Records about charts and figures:
>>>

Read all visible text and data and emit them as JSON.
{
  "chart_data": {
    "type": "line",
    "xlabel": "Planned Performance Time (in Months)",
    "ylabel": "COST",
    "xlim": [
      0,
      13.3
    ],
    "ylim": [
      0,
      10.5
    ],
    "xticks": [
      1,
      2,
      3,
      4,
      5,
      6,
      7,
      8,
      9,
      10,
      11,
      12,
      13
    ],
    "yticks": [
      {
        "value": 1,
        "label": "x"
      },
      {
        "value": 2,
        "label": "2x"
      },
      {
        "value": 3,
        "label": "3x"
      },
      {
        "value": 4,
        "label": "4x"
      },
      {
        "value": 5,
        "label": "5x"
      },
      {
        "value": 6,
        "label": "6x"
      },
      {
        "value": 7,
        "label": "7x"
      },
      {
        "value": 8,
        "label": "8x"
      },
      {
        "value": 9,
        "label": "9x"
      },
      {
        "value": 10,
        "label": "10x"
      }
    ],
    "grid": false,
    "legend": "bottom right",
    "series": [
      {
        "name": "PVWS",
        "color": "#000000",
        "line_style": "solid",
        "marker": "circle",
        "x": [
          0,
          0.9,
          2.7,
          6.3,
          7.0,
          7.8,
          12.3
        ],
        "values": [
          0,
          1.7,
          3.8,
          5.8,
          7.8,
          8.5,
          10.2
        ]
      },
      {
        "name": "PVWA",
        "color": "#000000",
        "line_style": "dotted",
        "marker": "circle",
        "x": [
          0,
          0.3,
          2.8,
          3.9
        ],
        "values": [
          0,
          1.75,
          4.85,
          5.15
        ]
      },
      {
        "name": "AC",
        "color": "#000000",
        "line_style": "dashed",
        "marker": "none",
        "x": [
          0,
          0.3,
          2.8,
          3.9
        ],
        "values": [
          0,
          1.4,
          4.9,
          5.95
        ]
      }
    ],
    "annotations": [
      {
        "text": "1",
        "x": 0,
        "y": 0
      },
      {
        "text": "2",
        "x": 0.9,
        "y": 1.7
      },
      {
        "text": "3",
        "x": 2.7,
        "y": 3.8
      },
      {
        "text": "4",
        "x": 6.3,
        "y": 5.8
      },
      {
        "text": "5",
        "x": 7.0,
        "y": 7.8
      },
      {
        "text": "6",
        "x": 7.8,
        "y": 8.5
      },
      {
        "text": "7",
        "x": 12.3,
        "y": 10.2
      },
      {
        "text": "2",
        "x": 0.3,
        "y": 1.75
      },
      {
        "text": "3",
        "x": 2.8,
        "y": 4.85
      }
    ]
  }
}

<<<

The problem
Repeat the entries shown above, every one, word for word.

Solution for this problem
Read all visible text and data and emit them as JSON.
{
  "chart_data": {
    "type": "line",
    "xlabel": "Planned Performance Time (in Months)",
    "ylabel": "COST",
    "xlim": [
      0,
      13.3
    ],
    "ylim": [
      0,
      10.5
    ],
    "xticks": [
      1,
      2,
      3,
      4,
      5,
      6,
      7,
      8,
      9,
      10,
      11,
      12,
      13
    ],
    "yticks": [
      {
        "value": 1,
        "label": "x"
      },
      {
        "value": 2,
        "label": "2x"
      },
      {
        "value": 3,
        "label": "3x"
      },
      {
        "value": 4,
        "label": "4x"
      },
      {
        "value": 5,
        "label": "5x"
      },
      {
        "value": 6,
        "label": "6x"
      },
      {
        "value": 7,
        "label": "7x"
      },
      {
        "value": 8,
        "label": "8x"
      },
      {
        "value": 9,
        "label": "9x"
      },
      {
        "value": 10,
        "label": "10x"
      }
    ],
    "grid": false,
    "legend": "bottom right",
    "series": [
      {
        "name": "PVWS",
        "color": "#000000",
        "line_style": "solid",
        "marker": "circle",
        "x": [
          0,
          0.9,
          2.7,
          6.3,
          7.0,
          7.8,
          12.3
        ],
        "values": [
          0,
          1.7,
          3.8,
          5.8,
          7.8,
          8.5,
          10.2
        ]
      },
      {
        "name": "PVWA",
        "color": "#000000",
        "line_style": "dotted",
        "marker": "circle",
        "x": [
          0,
          0.3,
          2.8,
          3.9
        ],
        "values": [
          0,
          1.75,
          4.85,
          5.15
        ]
      },
      {
        "name": "AC",
        "color": "#000000",
        "line_style": "dashed",
        "marker": "none",
        "x": [
          0,
          0.3,
          2.8,
          3.9
        ],
        "values": [
          0,
          1.4,
          4.9,
          5.95
        ]
      }
    ],
    "annotations": [
      {
        "text": "1",
        "x": 0,
        "y": 0
      },
      {
        "text": "2",
        "x": 0.9,
        "y": 1.7
      },
      {
        "text": "3",
        "x": 2.7,
        "y": 3.8
      },
      {
        "text": "4",
        "x": 6.3,
        "y": 5.8
      },
      {
        "text": "5",
        "x": 7.0,
        "y": 7.8
      },
      {
        "text": "6",
        "x": 7.8,
        "y": 8.5
      },
      {
        "text": "7",
        "x": 12.3,
        "y": 10.2
      },
      {
        "text": "2",
        "x": 0.3,
        "y": 1.75
      },
      {
        "text": "3",
        "x": 2.8,
        "y": 4.85
      }
    ]
  }
}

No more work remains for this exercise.